-- Texto de lectura --
Federico Jiménez Losantos
SALVO catástrofe, España será el siglo que viene un país de ancianos y de inmigrantes. Esperemos llegar a serlo y a verlo. Y esperemos también que nadie entienda la muchedumbre de viejos y la avalancha de inmigrantes como desastre, porque, ya digo, la catástrofe sería que no siguiera aumentando la expectativa de vida y que la inmigración no paliara el hundimiento de la natalidad. Tienen que venir inmigrantes a trabajar y a tener niños para poder pagar las pensiones del siglo que viene, así que lo importante no es resistirse a lo inevitable sino canalizarlo del modo más racional.
Creo que el Gobierno ha hecho un proyecto sensatísimo, aunque en medios felipistas se lo presente con tintes racistoides y esclavistas. Un millón de inmigrantes en la década que viene es lo mínimo que precisa España para mantener su ritmo de crecimiento económico. Lo fundamental es que sea una inmigración legal, no un tráfico de esclavos. Los acuerdos con Ecuador y Colombia supongo que apuntan a una integración mayor de familias hechas o por hacer, a mi juicio la emigración más fructífera. Pero el trabajo de temporada en zonas agrícolas puede muy bien encauzarse mediante ese gran acuerdo con Marruecos para el trabajo temporal, en el que parece están interviniendo razonablemente los sindicatos. La demanda española está abocada a traer centenares de miles de trabajadores del norte de África, mano de obra barata y abundante, pero si queremos que sea sólo mano de obra y no carne de conflicto social es preciso legalizarla, señalar con holgura los meses del permiso de trabajo y que puedan volver a su casa en el Magreb y retornar también al año siguiente, los meses que legalmente se acuerden. Es una forma de garantizar el flujo de mano de obra entre los dos lados del Estrecho manteniendo al mismo tiempo una situación social estable y económicamente beneficiosa para Marruecos. Todos tenemos que ganar con una fórmula que excluya las pateras, los muertos y los traficantes de nuevos esclavos a la sombra de Gibraltar.

-- Datos aportados --

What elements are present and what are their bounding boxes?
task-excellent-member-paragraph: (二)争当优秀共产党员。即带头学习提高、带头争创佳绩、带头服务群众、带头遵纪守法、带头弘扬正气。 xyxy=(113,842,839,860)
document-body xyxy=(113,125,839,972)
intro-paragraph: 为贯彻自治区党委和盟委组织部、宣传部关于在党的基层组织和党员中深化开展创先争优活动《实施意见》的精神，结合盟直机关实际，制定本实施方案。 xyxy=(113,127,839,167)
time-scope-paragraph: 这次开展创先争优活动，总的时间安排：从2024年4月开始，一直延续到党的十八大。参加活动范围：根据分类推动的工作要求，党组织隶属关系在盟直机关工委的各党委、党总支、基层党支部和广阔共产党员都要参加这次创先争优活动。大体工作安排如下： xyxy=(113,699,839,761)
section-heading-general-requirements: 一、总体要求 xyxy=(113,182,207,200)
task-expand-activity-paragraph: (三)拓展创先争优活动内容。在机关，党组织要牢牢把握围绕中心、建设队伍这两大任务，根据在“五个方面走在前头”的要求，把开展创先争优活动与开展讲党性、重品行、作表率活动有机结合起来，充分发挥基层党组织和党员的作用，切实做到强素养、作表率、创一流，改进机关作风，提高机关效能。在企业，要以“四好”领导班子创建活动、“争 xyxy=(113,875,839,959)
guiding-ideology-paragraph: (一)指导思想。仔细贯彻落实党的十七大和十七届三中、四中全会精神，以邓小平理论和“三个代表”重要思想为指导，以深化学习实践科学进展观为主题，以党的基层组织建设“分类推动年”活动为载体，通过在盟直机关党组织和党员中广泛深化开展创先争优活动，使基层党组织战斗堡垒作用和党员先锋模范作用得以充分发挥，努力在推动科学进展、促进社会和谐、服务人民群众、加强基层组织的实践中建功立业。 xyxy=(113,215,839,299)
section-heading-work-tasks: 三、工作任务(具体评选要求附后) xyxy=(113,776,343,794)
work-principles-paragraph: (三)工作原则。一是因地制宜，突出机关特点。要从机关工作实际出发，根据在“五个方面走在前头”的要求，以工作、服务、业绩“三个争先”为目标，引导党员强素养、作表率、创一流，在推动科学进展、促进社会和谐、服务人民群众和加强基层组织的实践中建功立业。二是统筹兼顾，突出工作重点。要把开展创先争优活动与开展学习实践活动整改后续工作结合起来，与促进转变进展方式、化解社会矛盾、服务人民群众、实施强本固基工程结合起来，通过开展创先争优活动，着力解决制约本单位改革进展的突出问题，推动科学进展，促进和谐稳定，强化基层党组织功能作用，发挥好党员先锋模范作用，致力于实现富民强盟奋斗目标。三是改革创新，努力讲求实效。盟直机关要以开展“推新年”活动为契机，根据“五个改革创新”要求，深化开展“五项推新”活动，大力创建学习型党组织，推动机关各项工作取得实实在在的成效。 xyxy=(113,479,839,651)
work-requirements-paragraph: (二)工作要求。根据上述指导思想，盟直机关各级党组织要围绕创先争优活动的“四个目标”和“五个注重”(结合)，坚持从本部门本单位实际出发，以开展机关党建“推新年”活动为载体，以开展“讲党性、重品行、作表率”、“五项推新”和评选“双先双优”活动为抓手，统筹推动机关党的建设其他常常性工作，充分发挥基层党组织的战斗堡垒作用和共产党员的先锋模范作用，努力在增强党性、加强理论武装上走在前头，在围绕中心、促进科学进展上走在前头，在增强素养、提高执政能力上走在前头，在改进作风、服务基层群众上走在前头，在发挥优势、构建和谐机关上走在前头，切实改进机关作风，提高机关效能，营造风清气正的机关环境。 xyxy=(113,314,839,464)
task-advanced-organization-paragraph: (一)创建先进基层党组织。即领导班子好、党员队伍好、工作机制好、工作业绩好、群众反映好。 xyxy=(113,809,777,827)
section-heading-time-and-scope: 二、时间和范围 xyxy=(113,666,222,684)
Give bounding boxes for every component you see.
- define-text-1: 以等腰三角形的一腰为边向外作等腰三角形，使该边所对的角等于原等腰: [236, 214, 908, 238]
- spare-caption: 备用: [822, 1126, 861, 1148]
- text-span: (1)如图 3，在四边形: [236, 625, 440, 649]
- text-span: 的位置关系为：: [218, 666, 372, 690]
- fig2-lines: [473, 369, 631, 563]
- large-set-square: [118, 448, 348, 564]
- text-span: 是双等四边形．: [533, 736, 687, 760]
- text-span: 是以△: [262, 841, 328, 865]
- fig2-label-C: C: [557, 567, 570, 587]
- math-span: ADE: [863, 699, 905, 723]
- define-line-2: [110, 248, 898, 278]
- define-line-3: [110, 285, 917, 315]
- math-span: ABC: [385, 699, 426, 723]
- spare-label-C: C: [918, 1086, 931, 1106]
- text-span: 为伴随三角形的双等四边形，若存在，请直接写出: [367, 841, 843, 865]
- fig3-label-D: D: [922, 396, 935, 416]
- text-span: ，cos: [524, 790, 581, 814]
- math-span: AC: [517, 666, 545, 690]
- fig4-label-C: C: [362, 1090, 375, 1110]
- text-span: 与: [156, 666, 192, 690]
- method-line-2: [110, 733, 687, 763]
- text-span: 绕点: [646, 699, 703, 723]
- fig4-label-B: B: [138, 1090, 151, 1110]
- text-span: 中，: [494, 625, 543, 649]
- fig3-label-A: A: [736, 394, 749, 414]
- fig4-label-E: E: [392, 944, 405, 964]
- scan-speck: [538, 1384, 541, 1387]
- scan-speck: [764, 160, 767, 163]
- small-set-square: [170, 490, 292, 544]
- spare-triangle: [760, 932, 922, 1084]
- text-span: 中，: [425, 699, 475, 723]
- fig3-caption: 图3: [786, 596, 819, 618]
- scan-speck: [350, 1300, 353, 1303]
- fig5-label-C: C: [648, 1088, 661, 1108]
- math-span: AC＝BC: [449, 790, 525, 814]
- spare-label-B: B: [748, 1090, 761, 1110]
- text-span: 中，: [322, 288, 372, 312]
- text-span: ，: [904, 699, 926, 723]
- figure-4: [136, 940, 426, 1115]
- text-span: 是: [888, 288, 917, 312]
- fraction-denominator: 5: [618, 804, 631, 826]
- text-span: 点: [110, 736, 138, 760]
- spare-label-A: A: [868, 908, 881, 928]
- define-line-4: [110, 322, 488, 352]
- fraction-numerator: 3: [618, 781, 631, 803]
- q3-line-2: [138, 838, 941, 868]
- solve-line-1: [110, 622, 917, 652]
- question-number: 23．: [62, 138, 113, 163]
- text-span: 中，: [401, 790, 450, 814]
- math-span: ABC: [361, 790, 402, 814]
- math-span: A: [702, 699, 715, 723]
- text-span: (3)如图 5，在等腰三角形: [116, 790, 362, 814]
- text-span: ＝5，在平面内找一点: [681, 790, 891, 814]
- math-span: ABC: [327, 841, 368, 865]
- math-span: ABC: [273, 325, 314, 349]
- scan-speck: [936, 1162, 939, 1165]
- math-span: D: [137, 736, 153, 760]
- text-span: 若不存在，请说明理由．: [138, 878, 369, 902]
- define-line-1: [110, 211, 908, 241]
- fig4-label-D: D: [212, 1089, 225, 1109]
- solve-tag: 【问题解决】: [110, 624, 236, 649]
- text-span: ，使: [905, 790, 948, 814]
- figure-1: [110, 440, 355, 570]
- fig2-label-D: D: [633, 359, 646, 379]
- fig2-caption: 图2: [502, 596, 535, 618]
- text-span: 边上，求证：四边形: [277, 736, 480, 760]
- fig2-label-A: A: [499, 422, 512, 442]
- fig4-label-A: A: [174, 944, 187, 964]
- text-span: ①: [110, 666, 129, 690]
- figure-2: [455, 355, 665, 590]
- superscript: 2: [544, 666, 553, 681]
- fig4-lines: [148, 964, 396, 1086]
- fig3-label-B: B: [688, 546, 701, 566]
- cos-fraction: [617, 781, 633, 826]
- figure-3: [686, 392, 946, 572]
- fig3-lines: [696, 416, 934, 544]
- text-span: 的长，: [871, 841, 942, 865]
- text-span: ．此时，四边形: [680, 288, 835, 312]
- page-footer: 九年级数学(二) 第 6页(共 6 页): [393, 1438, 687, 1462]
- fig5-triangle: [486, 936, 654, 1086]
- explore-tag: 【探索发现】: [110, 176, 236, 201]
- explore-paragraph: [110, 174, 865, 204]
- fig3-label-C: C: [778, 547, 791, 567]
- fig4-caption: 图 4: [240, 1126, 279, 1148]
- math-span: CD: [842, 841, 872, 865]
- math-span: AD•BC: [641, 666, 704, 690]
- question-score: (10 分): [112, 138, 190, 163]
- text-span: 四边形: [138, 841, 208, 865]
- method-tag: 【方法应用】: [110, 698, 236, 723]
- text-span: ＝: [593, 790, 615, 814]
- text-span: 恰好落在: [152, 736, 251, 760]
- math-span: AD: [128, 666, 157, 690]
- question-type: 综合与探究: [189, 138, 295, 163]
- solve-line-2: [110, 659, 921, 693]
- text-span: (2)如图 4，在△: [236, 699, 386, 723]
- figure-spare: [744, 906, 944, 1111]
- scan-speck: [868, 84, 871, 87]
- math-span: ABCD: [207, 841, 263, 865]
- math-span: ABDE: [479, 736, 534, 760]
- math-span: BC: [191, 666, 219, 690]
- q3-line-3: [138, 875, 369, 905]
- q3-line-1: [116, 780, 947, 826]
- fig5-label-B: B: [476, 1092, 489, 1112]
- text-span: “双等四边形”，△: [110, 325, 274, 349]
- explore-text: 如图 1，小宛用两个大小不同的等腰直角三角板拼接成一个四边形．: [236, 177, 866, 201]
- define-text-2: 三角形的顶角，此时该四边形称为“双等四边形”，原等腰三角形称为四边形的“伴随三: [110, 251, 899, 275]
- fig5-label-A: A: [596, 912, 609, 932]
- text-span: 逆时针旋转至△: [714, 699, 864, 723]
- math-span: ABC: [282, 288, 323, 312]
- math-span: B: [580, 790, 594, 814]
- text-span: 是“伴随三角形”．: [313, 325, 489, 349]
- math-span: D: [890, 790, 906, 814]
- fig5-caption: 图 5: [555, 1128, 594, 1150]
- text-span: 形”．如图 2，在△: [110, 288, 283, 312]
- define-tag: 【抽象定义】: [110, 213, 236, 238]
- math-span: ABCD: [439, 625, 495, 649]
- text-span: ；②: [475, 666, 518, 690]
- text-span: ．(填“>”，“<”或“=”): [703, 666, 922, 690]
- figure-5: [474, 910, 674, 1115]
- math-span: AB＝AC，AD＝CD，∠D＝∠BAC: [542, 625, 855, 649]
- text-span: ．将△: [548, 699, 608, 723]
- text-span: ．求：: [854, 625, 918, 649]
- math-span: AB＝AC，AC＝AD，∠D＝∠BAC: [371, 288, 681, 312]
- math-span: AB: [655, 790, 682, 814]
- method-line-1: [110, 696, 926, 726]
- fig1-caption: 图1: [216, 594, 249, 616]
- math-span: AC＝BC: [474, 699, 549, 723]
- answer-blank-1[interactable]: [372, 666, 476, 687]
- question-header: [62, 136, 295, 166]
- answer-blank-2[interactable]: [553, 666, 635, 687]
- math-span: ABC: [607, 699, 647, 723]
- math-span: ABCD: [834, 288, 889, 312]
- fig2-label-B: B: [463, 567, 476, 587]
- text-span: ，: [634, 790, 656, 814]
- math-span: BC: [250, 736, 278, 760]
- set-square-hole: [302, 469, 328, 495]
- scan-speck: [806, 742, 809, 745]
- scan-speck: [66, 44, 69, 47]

-- Instrucción 1 --
Responde a partir del texto sobre la inmigración:
(a) ¿De qué dos grupos será España un país el siglo que viene, salvo catástrofe?
(b) ¿Cuántos inmigrantes son lo mínimo que precisa España en la década que viene?
(c) ¿Quiénes parecen estar interviniendo razonablemente en el acuerdo con Marruecos para el trabajo temporal?
-- Instrucción 2 --
Cita literalmente el fragmento del texto sobre la inmigración que empieza en "Federico Jiménez Losantos" y termina en "modo más racional.".
-- Instrucción 3 --
Continúa el texto sobre la inmigración a partir de su última frase.
Las filas proceden de otra fuente distinta del texto.

-- Respuesta 1 --
(a) De ancianos y de inmigrantes.
(b) Un millón.
(c) Los sindicatos.

-- Respuesta 2 --
Federico Jiménez Losantos
SALVO catástrofe, España será el siglo que viene un país de ancianos y de inmigrantes. Esperemos llegar a serlo y a verlo. Y esperemos también que nadie entienda la muchedumbre de viejos y la avalancha de inmigrantes como desastre, porque, ya digo, la catástrofe sería que no siguiera aumentando la expectativa de vida y que la inmigración no paliara el hundimiento de la natalidad. Tienen que venir inmigrantes a trabajar y a tener niños para poder pagar las pensiones del siglo que viene, así que lo importante no es resistirse a lo inevitable sino canalizarlo del modo más racional.

-- Respuesta 3 --
Así como los jornaleros o temporeros andaluces del siglo XXI pueden muy bien ser magrebíes, me parece esencial que pensemos en una inmigración definitiva que no consolide guetos y que reduzca al mínimo las inevitables tensiones de inserción social. La lengua y la religión son elementos clave, porque conforman también el modelo familiar, núcleo básico de socialización de los individuos, al menos en España. Hispanoamericanos y católicos del este de Europa son las extracciones geográficas que más fácilmente pueden arraigar en nuestro país, las que en una sola generación tendrán hijos españoles sin más complejos que los inevitables y con el razonable cosmopolitismo que precisará cualquier criatura del milenio inmediato. Creo que la legalización de trabajadores temporales es, ya digo, una excelente idea, pero tanto la catástrofe de la natalidad como la tendencia natural a formar parejas y tener descendencia hacen improbable y hasta indeseable que no se convierta la inmigración en permanente, familiar, escolarizada y socialmente integrada. Y eso hay que preverlo para no tener que lamentarlo.
Es inevitable la inmigración. Es también necesaria. Será positiva si sabemos integrarla e integrarnos nosotros en esa sociedad nueva. Pero hay que trabajar hoy para evitar la marginación y la violencia de mañana. Huyamos de los cuentos de hadas y de los apocalipsis. No falta sólo mano de obra, sino familias con niños y todo el mundo cabe dentro de la ley. Ah, y en los medios debemos hablar mucho, mucho, sobre este asunto. Nos va en ello el futuro.